» Exercise directions
Keep the images out and copy every entry below exactly.
"""
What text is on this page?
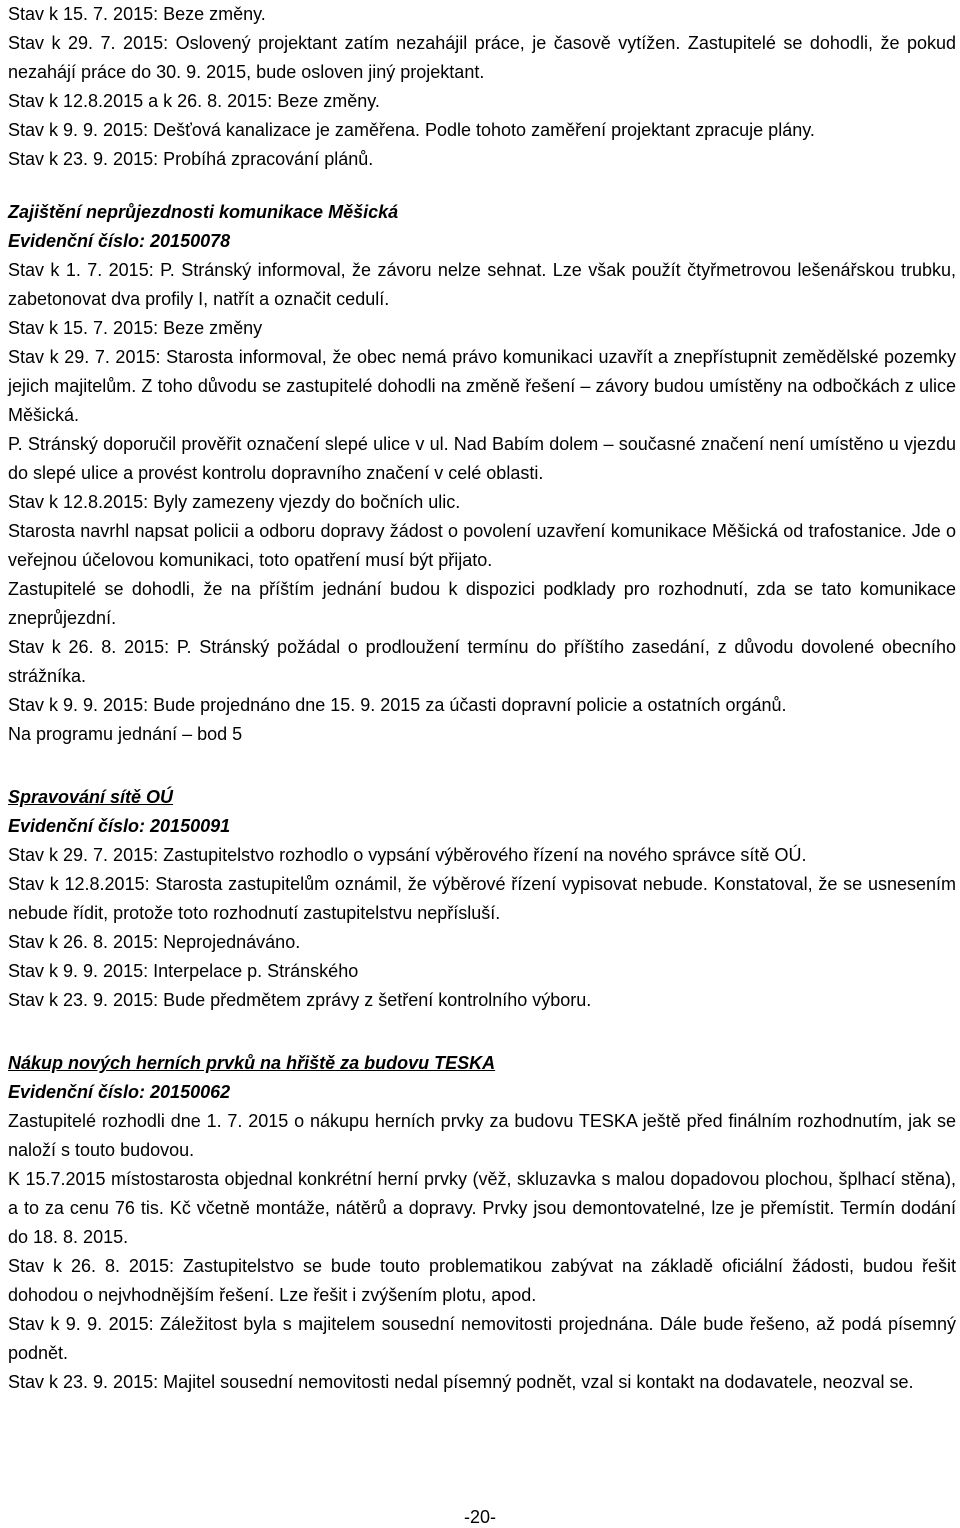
Stav k 15. 7. 2015: Beze změny.

Stav k 29. 7. 2015: Oslovený projektant zatím nezahájil práce, je časově vytížen. Zastupitelé se dohodli, že pokud nezahájí práce do 30. 9. 2015, bude osloven jiný projektant.

Stav k 12.8.2015 a k 26. 8. 2015: Beze změny.

Stav k 9. 9. 2015: Dešťová kanalizace je zaměřena. Podle tohoto zaměření projektant zpracuje plány.

Stav k 23. 9. 2015: Probíhá zpracování plánů.

Zajištění neprůjezdnosti komunikace Měšická
Evidenční číslo: 20150078

Stav k 1. 7. 2015: P. Stránský informoval, že závoru nelze sehnat. Lze však použít čtyřmetrovou lešenářskou trubku, zabetonovat dva profily I, natřít a označit cedulí.

Stav k 15. 7. 2015: Beze změny

Stav k 29. 7. 2015: Starosta informoval, že obec nemá právo komunikaci uzavřít a znepřístupnit zemědělské pozemky jejich majitelům. Z toho důvodu se zastupitelé dohodli na změně řešení – závory budou umístěny na odbočkách z ulice Měšická.

P. Stránský doporučil prověřit označení slepé ulice v ul. Nad Babím dolem – současné značení není umístěno u vjezdu do slepé ulice a provést kontrolu dopravního značení v celé oblasti.

Stav k 12.8.2015: Byly zamezeny vjezdy do bočních ulic.

Starosta navrhl napsat policii a odboru dopravy žádost o povolení uzavření komunikace Měšická od trafostanice. Jde o veřejnou účelovou komunikaci, toto opatření musí být přijato.

Zastupitelé se dohodli, že na příštím jednání budou k dispozici podklady pro rozhodnutí, zda se tato komunikace zneprůjezdní.

Stav k 26. 8. 2015: P. Stránský požádal o prodloužení termínu do příštího zasedání, z důvodu dovolené obecního strážníka.

Stav k 9. 9. 2015: Bude projednáno dne 15. 9. 2015 za účasti dopravní policie a ostatních orgánů.

Na programu jednání – bod 5

Spravování sítě OÚ
Evidenční číslo: 20150091

Stav k 29. 7. 2015: Zastupitelstvo rozhodlo o vypsání výběrového řízení na nového správce sítě OÚ.

Stav k 12.8.2015: Starosta zastupitelům oznámil, že výběrové řízení vypisovat nebude. Konstatoval, že se usnesením nebude řídit, protože toto rozhodnutí zastupitelstvu nepřísluší.

Stav k 26. 8. 2015: Neprojednáváno.

Stav k 9. 9. 2015: Interpelace p. Stránského

Stav k 23. 9. 2015: Bude předmětem zprávy z šetření kontrolního výboru.

Nákup nových herních prvků na hřiště za budovu TESKA
Evidenční číslo: 20150062

Zastupitelé rozhodli dne 1. 7. 2015 o nákupu herních prvky za budovu TESKA ještě před finálním rozhodnutím, jak se naloží s touto budovou.

K 15.7.2015 místostarosta objednal konkrétní herní prvky (věž, skluzavka s malou dopadovou plochou, šplhací stěna), a to za cenu 76 tis. Kč včetně montáže, nátěrů a dopravy. Prvky jsou demontovatelné, lze je přemístit. Termín dodání do 18. 8. 2015.

Stav k 26. 8. 2015: Zastupitelstvo se bude touto problematikou zabývat na základě oficiální žádosti, budou řešit dohodou o nejvhodnějším řešení. Lze řešit i zvýšením plotu, apod.

Stav k 9. 9. 2015: Záležitost byla s majitelem sousední nemovitosti projednána. Dále bude řešeno, až podá písemný podnět.

Stav k 23. 9. 2015: Majitel sousední nemovitosti nedal písemný podnět, vzal si kontakt na dodavatele, neozval se.

-20-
"""
» Completed exercise
What text is on this page?
Stav k 15. 7. 2015: Beze změny.

Stav k 29. 7. 2015: Oslovený projektant zatím nezahájil práce, je časově vytížen. Zastupitelé se dohodli, že pokud nezahájí práce do 30. 9. 2015, bude osloven jiný projektant.

Stav k 12.8.2015 a k 26. 8. 2015: Beze změny.

Stav k 9. 9. 2015: Dešťová kanalizace je zaměřena. Podle tohoto zaměření projektant zpracuje plány.

Stav k 23. 9. 2015: Probíhá zpracování plánů.

Zajištění neprůjezdnosti komunikace Měšická
Evidenční číslo: 20150078

Stav k 1. 7. 2015: P. Stránský informoval, že závoru nelze sehnat. Lze však použít čtyřmetrovou lešenářskou trubku, zabetonovat dva profily I, natřít a označit cedulí.

Stav k 15. 7. 2015: Beze změny

Stav k 29. 7. 2015: Starosta informoval, že obec nemá právo komunikaci uzavřít a znepřístupnit zemědělské pozemky jejich majitelům. Z toho důvodu se zastupitelé dohodli na změně řešení – závory budou umístěny na odbočkách z ulice Měšická.

P. Stránský doporučil prověřit označení slepé ulice v ul. Nad Babím dolem – současné značení není umístěno u vjezdu do slepé ulice a provést kontrolu dopravního značení v celé oblasti.

Stav k 12.8.2015: Byly zamezeny vjezdy do bočních ulic.

Starosta navrhl napsat policii a odboru dopravy žádost o povolení uzavření komunikace Měšická od trafostanice. Jde o veřejnou účelovou komunikaci, toto opatření musí být přijato.

Zastupitelé se dohodli, že na příštím jednání budou k dispozici podklady pro rozhodnutí, zda se tato komunikace zneprůjezdní.

Stav k 26. 8. 2015: P. Stránský požádal o prodloužení termínu do příštího zasedání, z důvodu dovolené obecního strážníka.

Stav k 9. 9. 2015: Bude projednáno dne 15. 9. 2015 za účasti dopravní policie a ostatních orgánů.

Na programu jednání – bod 5

Spravování sítě OÚ
Evidenční číslo: 20150091

Stav k 29. 7. 2015: Zastupitelstvo rozhodlo o vypsání výběrového řízení na nového správce sítě OÚ.

Stav k 12.8.2015: Starosta zastupitelům oznámil, že výběrové řízení vypisovat nebude. Konstatoval, že se usnesením nebude řídit, protože toto rozhodnutí zastupitelstvu nepřísluší.

Stav k 26. 8. 2015: Neprojednáváno.

Stav k 9. 9. 2015: Interpelace p. Stránského

Stav k 23. 9. 2015: Bude předmětem zprávy z šetření kontrolního výboru.

Nákup nových herních prvků na hřiště za budovu TESKA
Evidenční číslo: 20150062

Zastupitelé rozhodli dne 1. 7. 2015 o nákupu herních prvky za budovu TESKA ještě před finálním rozhodnutím, jak se naloží s touto budovou.

K 15.7.2015 místostarosta objednal konkrétní herní prvky (věž, skluzavka s malou dopadovou plochou, šplhací stěna), a to za cenu 76 tis. Kč včetně montáže, nátěrů a dopravy. Prvky jsou demontovatelné, lze je přemístit. Termín dodání do 18. 8. 2015.

Stav k 26. 8. 2015: Zastupitelstvo se bude touto problematikou zabývat na základě oficiální žádosti, budou řešit dohodou o nejvhodnějším řešení. Lze řešit i zvýšením plotu, apod.

Stav k 9. 9. 2015: Záležitost byla s majitelem sousední nemovitosti projednána. Dále bude řešeno, až podá písemný podnět.

Stav k 23. 9. 2015: Majitel sousední nemovitosti nedal písemný podnět, vzal si kontakt na dodavatele, neozval se.

-20-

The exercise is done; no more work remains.